*AIM OF THE TASK*: Write out precisely the lines beginning with the line that contains "What's the underlying" and ending with the last line of the entries, and no other lines.

*AVAILABLE DATA*:
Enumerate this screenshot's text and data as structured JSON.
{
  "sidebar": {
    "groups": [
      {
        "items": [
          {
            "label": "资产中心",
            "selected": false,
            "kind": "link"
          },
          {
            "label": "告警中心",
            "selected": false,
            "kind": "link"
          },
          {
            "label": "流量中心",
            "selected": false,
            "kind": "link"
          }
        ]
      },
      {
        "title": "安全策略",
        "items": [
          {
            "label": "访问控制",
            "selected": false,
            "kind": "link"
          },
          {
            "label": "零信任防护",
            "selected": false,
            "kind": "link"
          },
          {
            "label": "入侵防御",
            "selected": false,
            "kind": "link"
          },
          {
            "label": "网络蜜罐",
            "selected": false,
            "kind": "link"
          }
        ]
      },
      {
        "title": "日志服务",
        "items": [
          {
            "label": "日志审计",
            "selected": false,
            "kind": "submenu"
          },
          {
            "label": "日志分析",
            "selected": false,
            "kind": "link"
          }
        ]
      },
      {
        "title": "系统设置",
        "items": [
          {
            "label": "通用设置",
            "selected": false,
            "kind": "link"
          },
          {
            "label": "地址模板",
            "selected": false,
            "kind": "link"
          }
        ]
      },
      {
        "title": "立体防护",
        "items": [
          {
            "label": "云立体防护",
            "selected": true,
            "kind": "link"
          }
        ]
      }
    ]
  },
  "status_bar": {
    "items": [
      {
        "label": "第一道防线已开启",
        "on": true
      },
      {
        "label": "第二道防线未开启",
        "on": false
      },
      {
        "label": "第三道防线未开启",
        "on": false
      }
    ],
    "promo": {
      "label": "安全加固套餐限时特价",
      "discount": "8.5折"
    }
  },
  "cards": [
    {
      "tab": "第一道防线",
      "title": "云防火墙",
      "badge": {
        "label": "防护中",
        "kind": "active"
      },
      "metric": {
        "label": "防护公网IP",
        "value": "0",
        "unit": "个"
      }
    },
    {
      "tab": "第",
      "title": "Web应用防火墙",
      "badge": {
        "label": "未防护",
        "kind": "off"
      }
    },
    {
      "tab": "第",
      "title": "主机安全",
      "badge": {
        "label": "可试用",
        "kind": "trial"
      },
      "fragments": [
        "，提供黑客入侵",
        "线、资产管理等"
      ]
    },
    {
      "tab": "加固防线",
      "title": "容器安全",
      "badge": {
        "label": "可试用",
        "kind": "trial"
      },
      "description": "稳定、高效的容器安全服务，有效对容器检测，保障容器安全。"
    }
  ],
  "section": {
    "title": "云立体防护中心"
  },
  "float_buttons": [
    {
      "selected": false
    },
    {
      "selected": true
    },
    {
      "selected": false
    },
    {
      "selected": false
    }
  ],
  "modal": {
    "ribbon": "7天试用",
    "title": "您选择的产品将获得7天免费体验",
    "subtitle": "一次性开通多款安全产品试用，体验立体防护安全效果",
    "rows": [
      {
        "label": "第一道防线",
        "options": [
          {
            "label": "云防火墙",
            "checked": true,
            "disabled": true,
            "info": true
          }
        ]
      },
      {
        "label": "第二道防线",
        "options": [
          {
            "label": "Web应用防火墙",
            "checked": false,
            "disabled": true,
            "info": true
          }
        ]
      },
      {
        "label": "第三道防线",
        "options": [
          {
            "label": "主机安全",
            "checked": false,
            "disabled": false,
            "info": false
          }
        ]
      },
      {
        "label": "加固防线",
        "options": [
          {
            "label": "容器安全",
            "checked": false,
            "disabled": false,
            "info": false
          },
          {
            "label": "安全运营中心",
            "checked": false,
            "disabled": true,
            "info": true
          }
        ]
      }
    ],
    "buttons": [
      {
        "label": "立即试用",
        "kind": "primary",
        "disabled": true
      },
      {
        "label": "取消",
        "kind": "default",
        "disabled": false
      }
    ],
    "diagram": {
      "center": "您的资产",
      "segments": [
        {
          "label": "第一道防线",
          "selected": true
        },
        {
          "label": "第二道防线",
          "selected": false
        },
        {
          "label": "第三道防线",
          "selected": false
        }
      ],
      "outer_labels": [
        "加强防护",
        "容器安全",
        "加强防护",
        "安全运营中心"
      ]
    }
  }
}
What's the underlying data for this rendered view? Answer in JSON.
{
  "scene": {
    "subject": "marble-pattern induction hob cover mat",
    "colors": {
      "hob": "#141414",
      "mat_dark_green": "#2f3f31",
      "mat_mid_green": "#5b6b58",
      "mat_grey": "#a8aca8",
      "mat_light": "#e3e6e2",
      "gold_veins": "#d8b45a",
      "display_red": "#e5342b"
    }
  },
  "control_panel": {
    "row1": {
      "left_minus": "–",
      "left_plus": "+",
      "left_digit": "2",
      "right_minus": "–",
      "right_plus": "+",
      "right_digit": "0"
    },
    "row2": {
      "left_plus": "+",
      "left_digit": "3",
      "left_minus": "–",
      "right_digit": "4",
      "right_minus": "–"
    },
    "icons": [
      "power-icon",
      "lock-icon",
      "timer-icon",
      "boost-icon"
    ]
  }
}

*FINAL RESULT*:
What's the underlying data for this rendered view? Answer in JSON.
{
  "scene": {
    "subject": "marble-pattern induction hob cover mat",
    "colors": {
      "hob": "#141414",
      "mat_dark_green": "#2f3f31",
      "mat_mid_green": "#5b6b58",
      "mat_grey": "#a8aca8",
      "mat_light": "#e3e6e2",
      "gold_veins": "#d8b45a",
      "display_red": "#e5342b"
    }
  },
  "control_panel": {
    "row1": {
      "left_minus": "–",
      "left_plus": "+",
      "left_digit": "2",
      "right_minus": "–",
      "right_plus": "+",
      "right_digit": "0"
    },
    "row2": {
      "left_plus": "+",
      "left_digit": "3",
      "left_minus": "–",
      "right_digit": "4",
      "right_minus": "–"
    },
    "icons": [
      "power-icon",
      "lock-icon",
      "timer-icon",
      "boost-icon"
    ]
  }
}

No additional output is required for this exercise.